Requirements:
Write out each entry, exactly the way it appears.

Task inputs:
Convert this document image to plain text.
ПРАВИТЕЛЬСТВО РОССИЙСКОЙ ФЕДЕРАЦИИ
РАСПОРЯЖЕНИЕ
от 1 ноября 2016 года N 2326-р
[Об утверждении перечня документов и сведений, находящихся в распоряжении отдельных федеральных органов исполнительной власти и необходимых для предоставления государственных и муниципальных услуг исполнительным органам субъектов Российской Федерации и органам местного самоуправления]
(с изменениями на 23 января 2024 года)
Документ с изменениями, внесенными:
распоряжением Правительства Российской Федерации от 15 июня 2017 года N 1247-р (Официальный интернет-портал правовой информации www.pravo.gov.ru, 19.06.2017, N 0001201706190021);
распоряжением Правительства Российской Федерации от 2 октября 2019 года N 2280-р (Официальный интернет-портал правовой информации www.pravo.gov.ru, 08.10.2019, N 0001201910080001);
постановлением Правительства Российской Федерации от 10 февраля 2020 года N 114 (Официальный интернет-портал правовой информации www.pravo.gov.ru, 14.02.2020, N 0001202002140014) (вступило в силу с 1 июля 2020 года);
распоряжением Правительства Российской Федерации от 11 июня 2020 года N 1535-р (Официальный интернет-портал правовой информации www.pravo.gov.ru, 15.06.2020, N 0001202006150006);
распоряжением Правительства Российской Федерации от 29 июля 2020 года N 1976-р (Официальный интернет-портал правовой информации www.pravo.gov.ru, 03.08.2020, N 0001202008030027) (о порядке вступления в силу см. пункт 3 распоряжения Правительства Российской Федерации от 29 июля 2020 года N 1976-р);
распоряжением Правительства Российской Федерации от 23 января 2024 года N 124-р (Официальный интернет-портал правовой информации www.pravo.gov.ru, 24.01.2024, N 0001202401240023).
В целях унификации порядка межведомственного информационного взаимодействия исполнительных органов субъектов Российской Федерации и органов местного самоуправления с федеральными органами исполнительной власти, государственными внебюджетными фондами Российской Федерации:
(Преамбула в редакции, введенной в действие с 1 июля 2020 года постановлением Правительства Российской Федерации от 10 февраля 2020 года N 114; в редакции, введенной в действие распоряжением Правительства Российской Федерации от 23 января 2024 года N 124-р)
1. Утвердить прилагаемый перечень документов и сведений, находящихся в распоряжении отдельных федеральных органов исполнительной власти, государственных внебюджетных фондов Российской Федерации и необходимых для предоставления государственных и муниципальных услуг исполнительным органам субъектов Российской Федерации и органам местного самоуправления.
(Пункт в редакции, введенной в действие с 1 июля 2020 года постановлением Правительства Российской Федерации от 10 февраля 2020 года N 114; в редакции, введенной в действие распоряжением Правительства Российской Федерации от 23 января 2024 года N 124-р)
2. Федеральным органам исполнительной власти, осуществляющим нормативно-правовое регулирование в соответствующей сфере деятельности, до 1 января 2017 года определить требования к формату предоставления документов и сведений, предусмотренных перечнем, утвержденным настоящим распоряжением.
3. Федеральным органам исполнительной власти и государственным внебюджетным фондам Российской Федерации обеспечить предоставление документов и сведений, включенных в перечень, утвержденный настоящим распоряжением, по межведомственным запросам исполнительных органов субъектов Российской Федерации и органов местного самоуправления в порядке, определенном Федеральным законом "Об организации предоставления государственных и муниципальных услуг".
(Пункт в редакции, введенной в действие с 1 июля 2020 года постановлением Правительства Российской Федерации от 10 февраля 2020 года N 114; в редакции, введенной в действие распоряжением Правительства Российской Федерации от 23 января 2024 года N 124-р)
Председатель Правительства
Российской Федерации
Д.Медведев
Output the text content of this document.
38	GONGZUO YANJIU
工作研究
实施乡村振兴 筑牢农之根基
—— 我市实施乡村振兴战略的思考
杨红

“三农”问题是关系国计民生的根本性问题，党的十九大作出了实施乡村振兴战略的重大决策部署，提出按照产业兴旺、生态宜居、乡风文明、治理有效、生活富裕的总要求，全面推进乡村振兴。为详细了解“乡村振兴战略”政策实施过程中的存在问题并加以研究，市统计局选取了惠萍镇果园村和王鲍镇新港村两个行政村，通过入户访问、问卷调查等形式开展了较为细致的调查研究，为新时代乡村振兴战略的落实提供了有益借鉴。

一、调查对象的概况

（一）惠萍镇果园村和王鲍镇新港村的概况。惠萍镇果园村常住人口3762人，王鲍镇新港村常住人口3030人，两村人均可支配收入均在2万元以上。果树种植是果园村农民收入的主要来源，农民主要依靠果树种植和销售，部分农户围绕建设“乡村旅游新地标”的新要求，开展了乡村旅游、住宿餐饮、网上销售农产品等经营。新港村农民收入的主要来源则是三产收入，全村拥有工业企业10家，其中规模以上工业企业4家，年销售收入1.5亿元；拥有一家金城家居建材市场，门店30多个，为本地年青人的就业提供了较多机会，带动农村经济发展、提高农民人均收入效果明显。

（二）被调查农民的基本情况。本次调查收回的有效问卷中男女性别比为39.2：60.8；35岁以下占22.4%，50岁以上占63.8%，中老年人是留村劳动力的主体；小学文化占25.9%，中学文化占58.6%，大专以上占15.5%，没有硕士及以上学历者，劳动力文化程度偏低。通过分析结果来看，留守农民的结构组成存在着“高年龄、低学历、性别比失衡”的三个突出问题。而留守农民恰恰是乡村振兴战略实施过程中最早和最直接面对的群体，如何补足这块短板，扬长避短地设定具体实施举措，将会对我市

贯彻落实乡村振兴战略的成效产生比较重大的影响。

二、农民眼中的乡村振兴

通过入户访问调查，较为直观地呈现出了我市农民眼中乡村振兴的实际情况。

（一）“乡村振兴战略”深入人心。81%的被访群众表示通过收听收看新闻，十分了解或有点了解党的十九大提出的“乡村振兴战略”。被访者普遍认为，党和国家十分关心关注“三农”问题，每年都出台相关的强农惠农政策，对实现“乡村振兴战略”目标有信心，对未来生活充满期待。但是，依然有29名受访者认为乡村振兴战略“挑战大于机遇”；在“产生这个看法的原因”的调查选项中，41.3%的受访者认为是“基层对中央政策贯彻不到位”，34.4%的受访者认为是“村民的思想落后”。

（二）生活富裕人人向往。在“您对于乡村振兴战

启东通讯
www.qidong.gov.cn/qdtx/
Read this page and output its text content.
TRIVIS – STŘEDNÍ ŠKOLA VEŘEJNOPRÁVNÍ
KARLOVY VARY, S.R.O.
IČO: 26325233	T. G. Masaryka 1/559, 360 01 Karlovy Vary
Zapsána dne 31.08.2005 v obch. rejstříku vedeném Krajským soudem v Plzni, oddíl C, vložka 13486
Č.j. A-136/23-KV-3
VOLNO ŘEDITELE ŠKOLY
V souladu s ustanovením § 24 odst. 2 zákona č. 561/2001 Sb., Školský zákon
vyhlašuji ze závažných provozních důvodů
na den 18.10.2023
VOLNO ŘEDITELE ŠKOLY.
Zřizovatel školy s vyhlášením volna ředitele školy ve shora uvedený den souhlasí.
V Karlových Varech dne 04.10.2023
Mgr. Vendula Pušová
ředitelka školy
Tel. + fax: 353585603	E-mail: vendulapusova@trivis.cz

The response:
Convert this document image to plain text.
ПРАВИТЕЛЬСТВО РОССИЙСКОЙ ФЕДЕРАЦИИ
РАСПОРЯЖЕНИЕ
от 1 ноября 2016 года N 2326-р
[Об утверждении перечня документов и сведений, находящихся в распоряжении отдельных федеральных органов исполнительной власти и необходимых для предоставления государственных и муниципальных услуг исполнительным органам субъектов Российской Федерации и органам местного самоуправления]
(с изменениями на 23 января 2024 года)
Документ с изменениями, внесенными:
распоряжением Правительства Российской Федерации от 15 июня 2017 года N 1247-р (Официальный интернет-портал правовой информации www.pravo.gov.ru, 19.06.2017, N 0001201706190021);
распоряжением Правительства Российской Федерации от 2 октября 2019 года N 2280-р (Официальный интернет-портал правовой информации www.pravo.gov.ru, 08.10.2019, N 0001201910080001);
постановлением Правительства Российской Федерации от 10 февраля 2020 года N 114 (Официальный интернет-портал правовой информации www.pravo.gov.ru, 14.02.2020, N 0001202002140014) (вступило в силу с 1 июля 2020 года);
распоряжением Правительства Российской Федерации от 11 июня 2020 года N 1535-р (Официальный интернет-портал правовой информации www.pravo.gov.ru, 15.06.2020, N 0001202006150006);
распоряжением Правительства Российской Федерации от 29 июля 2020 года N 1976-р (Официальный интернет-портал правовой информации www.pravo.gov.ru, 03.08.2020, N 0001202008030027) (о порядке вступления в силу см. пункт 3 распоряжения Правительства Российской Федерации от 29 июля 2020 года N 1976-р);
распоряжением Правительства Российской Федерации от 23 января 2024 года N 124-р (Официальный интернет-портал правовой информации www.pravo.gov.ru, 24.01.2024, N 0001202401240023).
В целях унификации порядка межведомственного информационного взаимодействия исполнительных органов субъектов Российской Федерации и органов местного самоуправления с федеральными органами исполнительной власти, государственными внебюджетными фондами Российской Федерации:
(Преамбула в редакции, введенной в действие с 1 июля 2020 года постановлением Правительства Российской Федерации от 10 февраля 2020 года N 114; в редакции, введенной в действие распоряжением Правительства Российской Федерации от 23 января 2024 года N 124-р)
1. Утвердить прилагаемый перечень документов и сведений, находящихся в распоряжении отдельных федеральных органов исполнительной власти, государственных внебюджетных фондов Российской Федерации и необходимых для предоставления государственных и муниципальных услуг исполнительным органам субъектов Российской Федерации и органам местного самоуправления.
(Пункт в редакции, введенной в действие с 1 июля 2020 года постановлением Правительства Российской Федерации от 10 февраля 2020 года N 114; в редакции, введенной в действие распоряжением Правительства Российской Федерации от 23 января 2024 года N 124-р)
2. Федеральным органам исполнительной власти, осуществляющим нормативно-правовое регулирование в соответствующей сфере деятельности, до 1 января 2017 года определить требования к формату предоставления документов и сведений, предусмотренных перечнем, утвержденным настоящим распоряжением.
3. Федеральным органам исполнительной власти и государственным внебюджетным фондам Российской Федерации обеспечить предоставление документов и сведений, включенных в перечень, утвержденный настоящим распоряжением, по межведомственным запросам исполнительных органов субъектов Российской Федерации и органов местного самоуправления в порядке, определенном Федеральным законом "Об организации предоставления государственных и муниципальных услуг".
(Пункт в редакции, введенной в действие с 1 июля 2020 года постановлением Правительства Российской Федерации от 10 февраля 2020 года N 114; в редакции, введенной в действие распоряжением Правительства Российской Федерации от 23 января 2024 года N 124-р)
Председатель Правительства
Российской Федерации
Д.Медведев
Output the text content of this document.
38	GONGZUO YANJIU
工作研究
实施乡村振兴 筑牢农之根基
—— 我市实施乡村振兴战略的思考
杨红

“三农”问题是关系国计民生的根本性问题，党的十九大作出了实施乡村振兴战略的重大决策部署，提出按照产业兴旺、生态宜居、乡风文明、治理有效、生活富裕的总要求，全面推进乡村振兴。为详细了解“乡村振兴战略”政策实施过程中的存在问题并加以研究，市统计局选取了惠萍镇果园村和王鲍镇新港村两个行政村，通过入户访问、问卷调查等形式开展了较为细致的调查研究，为新时代乡村振兴战略的落实提供了有益借鉴。

一、调查对象的概况

（一）惠萍镇果园村和王鲍镇新港村的概况。惠萍镇果园村常住人口3762人，王鲍镇新港村常住人口3030人，两村人均可支配收入均在2万元以上。果树种植是果园村农民收入的主要来源，农民主要依靠果树种植和销售，部分农户围绕建设“乡村旅游新地标”的新要求，开展了乡村旅游、住宿餐饮、网上销售农产品等经营。新港村农民收入的主要来源则是三产收入，全村拥有工业企业10家，其中规模以上工业企业4家，年销售收入1.5亿元；拥有一家金城家居建材市场，门店30多个，为本地年青人的就业提供了较多机会，带动农村经济发展、提高农民人均收入效果明显。

（二）被调查农民的基本情况。本次调查收回的有效问卷中男女性别比为39.2：60.8；35岁以下占22.4%，50岁以上占63.8%，中老年人是留村劳动力的主体；小学文化占25.9%，中学文化占58.6%，大专以上占15.5%，没有硕士及以上学历者，劳动力文化程度偏低。通过分析结果来看，留守农民的结构组成存在着“高年龄、低学历、性别比失衡”的三个突出问题。而留守农民恰恰是乡村振兴战略实施过程中最早和最直接面对的群体，如何补足这块短板，扬长避短地设定具体实施举措，将会对我市

贯彻落实乡村振兴战略的成效产生比较重大的影响。

二、农民眼中的乡村振兴

通过入户访问调查，较为直观地呈现出了我市农民眼中乡村振兴的实际情况。

（一）“乡村振兴战略”深入人心。81%的被访群众表示通过收听收看新闻，十分了解或有点了解党的十九大提出的“乡村振兴战略”。被访者普遍认为，党和国家十分关心关注“三农”问题，每年都出台相关的强农惠农政策，对实现“乡村振兴战略”目标有信心，对未来生活充满期待。但是，依然有29名受访者认为乡村振兴战略“挑战大于机遇”；在“产生这个看法的原因”的调查选项中，41.3%的受访者认为是“基层对中央政策贯彻不到位”，34.4%的受访者认为是“村民的思想落后”。

（二）生活富裕人人向往。在“您对于乡村振兴战

启东通讯
www.qidong.gov.cn/qdtx/
Read this page and output its text content.
TRIVIS – STŘEDNÍ ŠKOLA VEŘEJNOPRÁVNÍ
KARLOVY VARY, S.R.O.
IČO: 26325233	T. G. Masaryka 1/559, 360 01 Karlovy Vary
Zapsána dne 31.08.2005 v obch. rejstříku vedeném Krajským soudem v Plzni, oddíl C, vložka 13486
Č.j. A-136/23-KV-3
VOLNO ŘEDITELE ŠKOLY
V souladu s ustanovením § 24 odst. 2 zákona č. 561/2001 Sb., Školský zákon
vyhlašuji ze závažných provozních důvodů
na den 18.10.2023
VOLNO ŘEDITELE ŠKOLY.
Zřizovatel školy s vyhlášením volna ředitele školy ve shora uvedený den souhlasí.
V Karlových Varech dne 04.10.2023
Mgr. Vendula Pušová
ředitelka školy
Tel. + fax: 353585603	E-mail: vendulapusova@trivis.cz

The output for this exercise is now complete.